AIM OF THE TASK:
Pull every line of the entries that has the word "title".

RECORDED INFORMATION:
[start]

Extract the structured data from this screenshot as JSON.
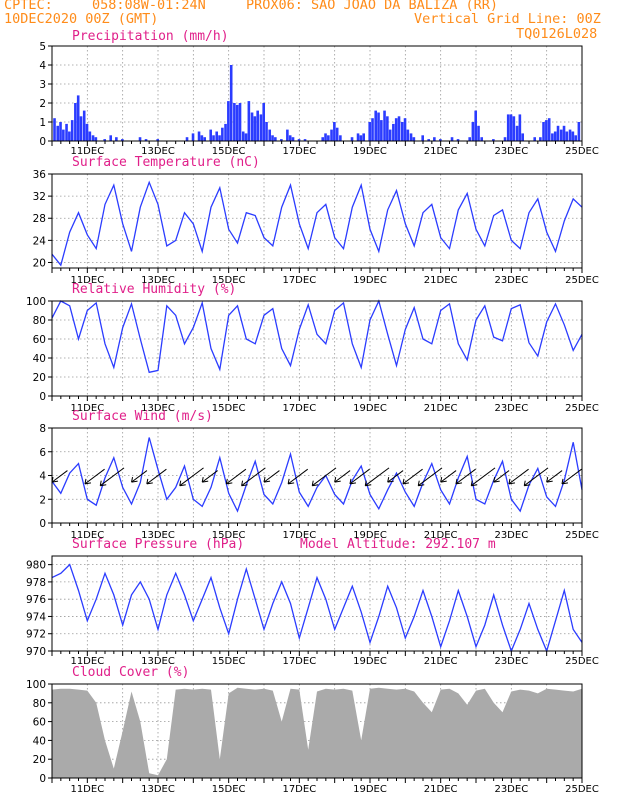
{
  "header": {
    "line1_left": "CPTEC:",
    "coords": "058:08W-01:24N",
    "station": "PROX06: SAO JOAO DA BALIZA (RR)",
    "date": "10DEC2020 00Z (GMT)",
    "grid_note": "Vertical Grid Line: 00Z",
    "run_code": "TQ0126L028"
  },
  "chart_data": [
    {
      "type": "bar",
      "title": "Precipitation (mm/h)",
      "ylim": [
        0,
        5
      ],
      "yticks": [
        0,
        1,
        2,
        3,
        4,
        5
      ],
      "xticks": [
        "11DEC",
        "13DEC",
        "15DEC",
        "17DEC",
        "19DEC",
        "21DEC",
        "23DEC",
        "25DEC"
      ],
      "color": "#2b3cff",
      "series": [
        {
          "x": 0.08,
          "y": 1.2
        },
        {
          "x": 0.17,
          "y": 0.8
        },
        {
          "x": 0.25,
          "y": 1.0
        },
        {
          "x": 0.33,
          "y": 0.6
        },
        {
          "x": 0.42,
          "y": 0.9
        },
        {
          "x": 0.5,
          "y": 0.5
        },
        {
          "x": 0.58,
          "y": 1.1
        },
        {
          "x": 0.67,
          "y": 2.0
        },
        {
          "x": 0.75,
          "y": 2.4
        },
        {
          "x": 0.83,
          "y": 1.3
        },
        {
          "x": 0.92,
          "y": 1.6
        },
        {
          "x": 1.0,
          "y": 0.9
        },
        {
          "x": 1.08,
          "y": 0.5
        },
        {
          "x": 1.17,
          "y": 0.3
        },
        {
          "x": 1.25,
          "y": 0.2
        },
        {
          "x": 1.5,
          "y": 0.1
        },
        {
          "x": 1.67,
          "y": 0.3
        },
        {
          "x": 1.83,
          "y": 0.2
        },
        {
          "x": 2.0,
          "y": 0.1
        },
        {
          "x": 2.5,
          "y": 0.2
        },
        {
          "x": 2.67,
          "y": 0.1
        },
        {
          "x": 3.0,
          "y": 0.1
        },
        {
          "x": 3.83,
          "y": 0.2
        },
        {
          "x": 4.0,
          "y": 0.4
        },
        {
          "x": 4.17,
          "y": 0.5
        },
        {
          "x": 4.25,
          "y": 0.3
        },
        {
          "x": 4.33,
          "y": 0.2
        },
        {
          "x": 4.5,
          "y": 0.6
        },
        {
          "x": 4.58,
          "y": 0.3
        },
        {
          "x": 4.67,
          "y": 0.5
        },
        {
          "x": 4.75,
          "y": 0.3
        },
        {
          "x": 4.83,
          "y": 0.7
        },
        {
          "x": 4.92,
          "y": 0.9
        },
        {
          "x": 5.0,
          "y": 2.1
        },
        {
          "x": 5.08,
          "y": 4.0
        },
        {
          "x": 5.17,
          "y": 2.0
        },
        {
          "x": 5.25,
          "y": 1.9
        },
        {
          "x": 5.33,
          "y": 2.0
        },
        {
          "x": 5.42,
          "y": 0.5
        },
        {
          "x": 5.5,
          "y": 0.4
        },
        {
          "x": 5.58,
          "y": 2.1
        },
        {
          "x": 5.67,
          "y": 1.5
        },
        {
          "x": 5.75,
          "y": 1.3
        },
        {
          "x": 5.83,
          "y": 1.6
        },
        {
          "x": 5.92,
          "y": 1.4
        },
        {
          "x": 6.0,
          "y": 2.0
        },
        {
          "x": 6.08,
          "y": 1.0
        },
        {
          "x": 6.17,
          "y": 0.6
        },
        {
          "x": 6.25,
          "y": 0.3
        },
        {
          "x": 6.33,
          "y": 0.2
        },
        {
          "x": 6.5,
          "y": 0.1
        },
        {
          "x": 6.67,
          "y": 0.6
        },
        {
          "x": 6.75,
          "y": 0.3
        },
        {
          "x": 6.83,
          "y": 0.2
        },
        {
          "x": 7.0,
          "y": 0.1
        },
        {
          "x": 7.17,
          "y": 0.1
        },
        {
          "x": 7.67,
          "y": 0.2
        },
        {
          "x": 7.75,
          "y": 0.4
        },
        {
          "x": 7.83,
          "y": 0.3
        },
        {
          "x": 7.92,
          "y": 0.6
        },
        {
          "x": 8.0,
          "y": 1.0
        },
        {
          "x": 8.08,
          "y": 0.7
        },
        {
          "x": 8.17,
          "y": 0.3
        },
        {
          "x": 8.5,
          "y": 0.2
        },
        {
          "x": 8.67,
          "y": 0.4
        },
        {
          "x": 8.75,
          "y": 0.3
        },
        {
          "x": 8.83,
          "y": 0.4
        },
        {
          "x": 9.0,
          "y": 1.0
        },
        {
          "x": 9.08,
          "y": 1.2
        },
        {
          "x": 9.17,
          "y": 1.6
        },
        {
          "x": 9.25,
          "y": 1.5
        },
        {
          "x": 9.33,
          "y": 1.1
        },
        {
          "x": 9.42,
          "y": 1.6
        },
        {
          "x": 9.5,
          "y": 1.3
        },
        {
          "x": 9.58,
          "y": 0.6
        },
        {
          "x": 9.67,
          "y": 0.9
        },
        {
          "x": 9.75,
          "y": 1.2
        },
        {
          "x": 9.83,
          "y": 1.3
        },
        {
          "x": 9.92,
          "y": 1.0
        },
        {
          "x": 10.0,
          "y": 1.2
        },
        {
          "x": 10.08,
          "y": 0.6
        },
        {
          "x": 10.17,
          "y": 0.4
        },
        {
          "x": 10.25,
          "y": 0.2
        },
        {
          "x": 10.5,
          "y": 0.3
        },
        {
          "x": 10.67,
          "y": 0.1
        },
        {
          "x": 10.83,
          "y": 0.2
        },
        {
          "x": 11.0,
          "y": 0.1
        },
        {
          "x": 11.33,
          "y": 0.2
        },
        {
          "x": 11.5,
          "y": 0.1
        },
        {
          "x": 11.83,
          "y": 0.2
        },
        {
          "x": 11.92,
          "y": 1.0
        },
        {
          "x": 12.0,
          "y": 1.6
        },
        {
          "x": 12.08,
          "y": 0.8
        },
        {
          "x": 12.17,
          "y": 0.2
        },
        {
          "x": 12.5,
          "y": 0.1
        },
        {
          "x": 12.83,
          "y": 0.2
        },
        {
          "x": 12.92,
          "y": 1.4
        },
        {
          "x": 13.0,
          "y": 1.4
        },
        {
          "x": 13.08,
          "y": 1.3
        },
        {
          "x": 13.17,
          "y": 0.8
        },
        {
          "x": 13.25,
          "y": 1.4
        },
        {
          "x": 13.33,
          "y": 0.4
        },
        {
          "x": 13.67,
          "y": 0.2
        },
        {
          "x": 13.83,
          "y": 0.2
        },
        {
          "x": 13.92,
          "y": 1.0
        },
        {
          "x": 14.0,
          "y": 1.1
        },
        {
          "x": 14.08,
          "y": 1.2
        },
        {
          "x": 14.17,
          "y": 0.4
        },
        {
          "x": 14.25,
          "y": 0.5
        },
        {
          "x": 14.33,
          "y": 0.8
        },
        {
          "x": 14.42,
          "y": 0.6
        },
        {
          "x": 14.5,
          "y": 0.8
        },
        {
          "x": 14.58,
          "y": 0.5
        },
        {
          "x": 14.67,
          "y": 0.6
        },
        {
          "x": 14.75,
          "y": 0.5
        },
        {
          "x": 14.83,
          "y": 0.3
        },
        {
          "x": 14.92,
          "y": 1.0
        }
      ]
    },
    {
      "type": "line",
      "title": "Surface Temperature (nC)",
      "ylim": [
        19,
        36
      ],
      "yticks": [
        20,
        24,
        28,
        32,
        36
      ],
      "xticks": [
        "11DEC",
        "13DEC",
        "15DEC",
        "17DEC",
        "19DEC",
        "21DEC",
        "23DEC",
        "25DEC"
      ],
      "color": "#2b3cff",
      "x": [
        0,
        0.25,
        0.5,
        0.75,
        1,
        1.25,
        1.5,
        1.75,
        2,
        2.25,
        2.5,
        2.75,
        3,
        3.25,
        3.5,
        3.75,
        4,
        4.25,
        4.5,
        4.75,
        5,
        5.25,
        5.5,
        5.75,
        6,
        6.25,
        6.5,
        6.75,
        7,
        7.25,
        7.5,
        7.75,
        8,
        8.25,
        8.5,
        8.75,
        9,
        9.25,
        9.5,
        9.75,
        10,
        10.25,
        10.5,
        10.75,
        11,
        11.25,
        11.5,
        11.75,
        12,
        12.25,
        12.5,
        12.75,
        13,
        13.25,
        13.5,
        13.75,
        14,
        14.25,
        14.5,
        14.75,
        15
      ],
      "values": [
        21.5,
        19.5,
        25.5,
        29.0,
        25.0,
        22.5,
        30.5,
        34.0,
        27.0,
        22.0,
        30.0,
        34.5,
        30.5,
        23.0,
        24.0,
        29.0,
        27.0,
        22.0,
        30.0,
        33.5,
        26.0,
        23.5,
        29.0,
        28.5,
        24.5,
        23.0,
        30.0,
        34.0,
        27.0,
        22.5,
        29.0,
        30.5,
        24.5,
        22.5,
        30.0,
        34.0,
        26.0,
        22.0,
        29.5,
        33.0,
        27.0,
        23.0,
        29.0,
        30.5,
        24.5,
        22.5,
        29.5,
        32.5,
        26.0,
        23.0,
        28.5,
        29.5,
        24.0,
        22.5,
        29.0,
        31.5,
        25.5,
        22.0,
        27.5,
        31.5,
        30.0
      ]
    },
    {
      "type": "line",
      "title": "Relative Humidity (%)",
      "ylim": [
        0,
        100
      ],
      "yticks": [
        0,
        20,
        40,
        60,
        80,
        100
      ],
      "xticks": [
        "11DEC",
        "13DEC",
        "15DEC",
        "17DEC",
        "19DEC",
        "21DEC",
        "23DEC",
        "25DEC"
      ],
      "color": "#2b3cff",
      "x": [
        0,
        0.25,
        0.5,
        0.75,
        1,
        1.25,
        1.5,
        1.75,
        2,
        2.25,
        2.5,
        2.75,
        3,
        3.25,
        3.5,
        3.75,
        4,
        4.25,
        4.5,
        4.75,
        5,
        5.25,
        5.5,
        5.75,
        6,
        6.25,
        6.5,
        6.75,
        7,
        7.25,
        7.5,
        7.75,
        8,
        8.25,
        8.5,
        8.75,
        9,
        9.25,
        9.5,
        9.75,
        10,
        10.25,
        10.5,
        10.75,
        11,
        11.25,
        11.5,
        11.75,
        12,
        12.25,
        12.5,
        12.75,
        13,
        13.25,
        13.5,
        13.75,
        14,
        14.25,
        14.5,
        14.75,
        15
      ],
      "values": [
        82,
        100,
        95,
        60,
        90,
        98,
        55,
        30,
        72,
        97,
        60,
        25,
        27,
        95,
        85,
        55,
        72,
        98,
        50,
        28,
        85,
        95,
        60,
        55,
        85,
        92,
        50,
        32,
        70,
        96,
        65,
        55,
        90,
        98,
        55,
        30,
        80,
        100,
        65,
        32,
        70,
        93,
        60,
        55,
        90,
        97,
        55,
        38,
        80,
        95,
        62,
        58,
        92,
        96,
        56,
        42,
        78,
        97,
        75,
        48,
        65
      ]
    },
    {
      "type": "line",
      "title": "Surface Wind (m/s)",
      "ylim": [
        0,
        8
      ],
      "yticks": [
        0,
        2,
        4,
        6,
        8
      ],
      "xticks": [
        "11DEC",
        "13DEC",
        "15DEC",
        "17DEC",
        "19DEC",
        "21DEC",
        "23DEC",
        "25DEC"
      ],
      "color": "#2b3cff",
      "x": [
        0,
        0.25,
        0.5,
        0.75,
        1,
        1.25,
        1.5,
        1.75,
        2,
        2.25,
        2.5,
        2.75,
        3,
        3.25,
        3.5,
        3.75,
        4,
        4.25,
        4.5,
        4.75,
        5,
        5.25,
        5.5,
        5.75,
        6,
        6.25,
        6.5,
        6.75,
        7,
        7.25,
        7.5,
        7.75,
        8,
        8.25,
        8.5,
        8.75,
        9,
        9.25,
        9.5,
        9.75,
        10,
        10.25,
        10.5,
        10.75,
        11,
        11.25,
        11.5,
        11.75,
        12,
        12.25,
        12.5,
        12.75,
        13,
        13.25,
        13.5,
        13.75,
        14,
        14.25,
        14.5,
        14.75,
        15
      ],
      "values": [
        3.5,
        2.5,
        4.2,
        5.0,
        2.0,
        1.5,
        3.8,
        5.5,
        3.0,
        1.6,
        3.4,
        7.2,
        4.5,
        2.0,
        3.0,
        4.8,
        2.0,
        1.4,
        3.0,
        5.5,
        2.5,
        1.0,
        3.2,
        5.2,
        2.4,
        1.6,
        3.4,
        5.8,
        2.6,
        1.4,
        3.0,
        4.0,
        2.4,
        1.6,
        3.6,
        4.8,
        2.4,
        1.2,
        2.8,
        4.2,
        2.6,
        1.4,
        3.4,
        5.0,
        2.8,
        1.6,
        3.8,
        5.6,
        2.0,
        1.6,
        3.6,
        5.2,
        2.0,
        1.0,
        3.2,
        4.6,
        2.2,
        1.4,
        3.6,
        6.8,
        2.8
      ],
      "arrow_hours": [
        0.25,
        1.25,
        1.75,
        2.5,
        3.0,
        4.0,
        4.5,
        5.25,
        5.75,
        6.25,
        7.0,
        7.75,
        8.25,
        8.75,
        9.25,
        9.75,
        10.25,
        10.75,
        11.25,
        11.75,
        12.25,
        12.75,
        13.25,
        13.75,
        14.25,
        14.75
      ]
    },
    {
      "type": "line",
      "title": "Surface Pressure (hPa)",
      "annotation": "Model Altitude: 292.107 m",
      "ylim": [
        970,
        981
      ],
      "yticks": [
        970,
        972,
        974,
        976,
        978,
        980
      ],
      "xticks": [
        "11DEC",
        "13DEC",
        "15DEC",
        "17DEC",
        "19DEC",
        "21DEC",
        "23DEC",
        "25DEC"
      ],
      "color": "#2b3cff",
      "x": [
        0,
        0.25,
        0.5,
        0.75,
        1,
        1.25,
        1.5,
        1.75,
        2,
        2.25,
        2.5,
        2.75,
        3,
        3.25,
        3.5,
        3.75,
        4,
        4.25,
        4.5,
        4.75,
        5,
        5.25,
        5.5,
        5.75,
        6,
        6.25,
        6.5,
        6.75,
        7,
        7.25,
        7.5,
        7.75,
        8,
        8.25,
        8.5,
        8.75,
        9,
        9.25,
        9.5,
        9.75,
        10,
        10.25,
        10.5,
        10.75,
        11,
        11.25,
        11.5,
        11.75,
        12,
        12.25,
        12.5,
        12.75,
        13,
        13.25,
        13.5,
        13.75,
        14,
        14.25,
        14.5,
        14.75,
        15
      ],
      "values": [
        978.5,
        979.0,
        980.0,
        977.0,
        973.5,
        976.0,
        979.0,
        976.5,
        973.0,
        976.5,
        978.0,
        976.0,
        972.5,
        976.5,
        979.0,
        976.5,
        973.5,
        976.0,
        978.5,
        975.0,
        972.0,
        976.0,
        979.5,
        976.0,
        972.5,
        975.5,
        978.0,
        975.5,
        971.5,
        975.0,
        978.5,
        976.0,
        972.5,
        975.0,
        977.5,
        974.5,
        971.0,
        974.0,
        977.5,
        975.0,
        971.5,
        974.0,
        977.0,
        974.0,
        970.5,
        973.5,
        977.0,
        974.0,
        970.5,
        973.0,
        976.5,
        973.0,
        970.0,
        972.5,
        975.5,
        972.5,
        970.0,
        973.5,
        977.0,
        972.5,
        971.0
      ]
    },
    {
      "type": "area",
      "title": "Cloud Cover (%)",
      "ylim": [
        0,
        100
      ],
      "yticks": [
        0,
        20,
        40,
        60,
        80,
        100
      ],
      "xticks": [
        "11DEC",
        "13DEC",
        "15DEC",
        "17DEC",
        "19DEC",
        "21DEC",
        "23DEC",
        "25DEC"
      ],
      "color": "#aaaaaa",
      "x": [
        0,
        0.25,
        0.5,
        0.75,
        1,
        1.25,
        1.5,
        1.75,
        2,
        2.25,
        2.5,
        2.75,
        3,
        3.25,
        3.5,
        3.75,
        4,
        4.25,
        4.5,
        4.75,
        5,
        5.25,
        5.5,
        5.75,
        6,
        6.25,
        6.5,
        6.75,
        7,
        7.25,
        7.5,
        7.75,
        8,
        8.25,
        8.5,
        8.75,
        9,
        9.25,
        9.5,
        9.75,
        10,
        10.25,
        10.5,
        10.75,
        11,
        11.25,
        11.5,
        11.75,
        12,
        12.25,
        12.5,
        12.75,
        13,
        13.25,
        13.5,
        13.75,
        14,
        14.25,
        14.5,
        14.75,
        15
      ],
      "values": [
        94,
        95,
        95,
        94,
        93,
        80,
        40,
        10,
        50,
        92,
        60,
        5,
        3,
        20,
        94,
        95,
        94,
        95,
        94,
        20,
        90,
        96,
        95,
        94,
        95,
        93,
        60,
        95,
        94,
        30,
        92,
        95,
        94,
        95,
        93,
        40,
        95,
        96,
        95,
        94,
        95,
        92,
        80,
        70,
        94,
        95,
        90,
        78,
        93,
        95,
        80,
        70,
        92,
        94,
        93,
        90,
        95,
        94,
        93,
        92,
        95
      ]
    }
  ]
}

[end]

REPLY TO THE EXERCISE:
      "title": "Precipitation (mm/h)",
      "title": "Surface Temperature (nC)",
      "title": "Relative Humidity (%)",
      "title": "Surface Wind (m/s)",
      "title": "Surface Pressure (hPa)",
      "title": "Cloud Cover (%)",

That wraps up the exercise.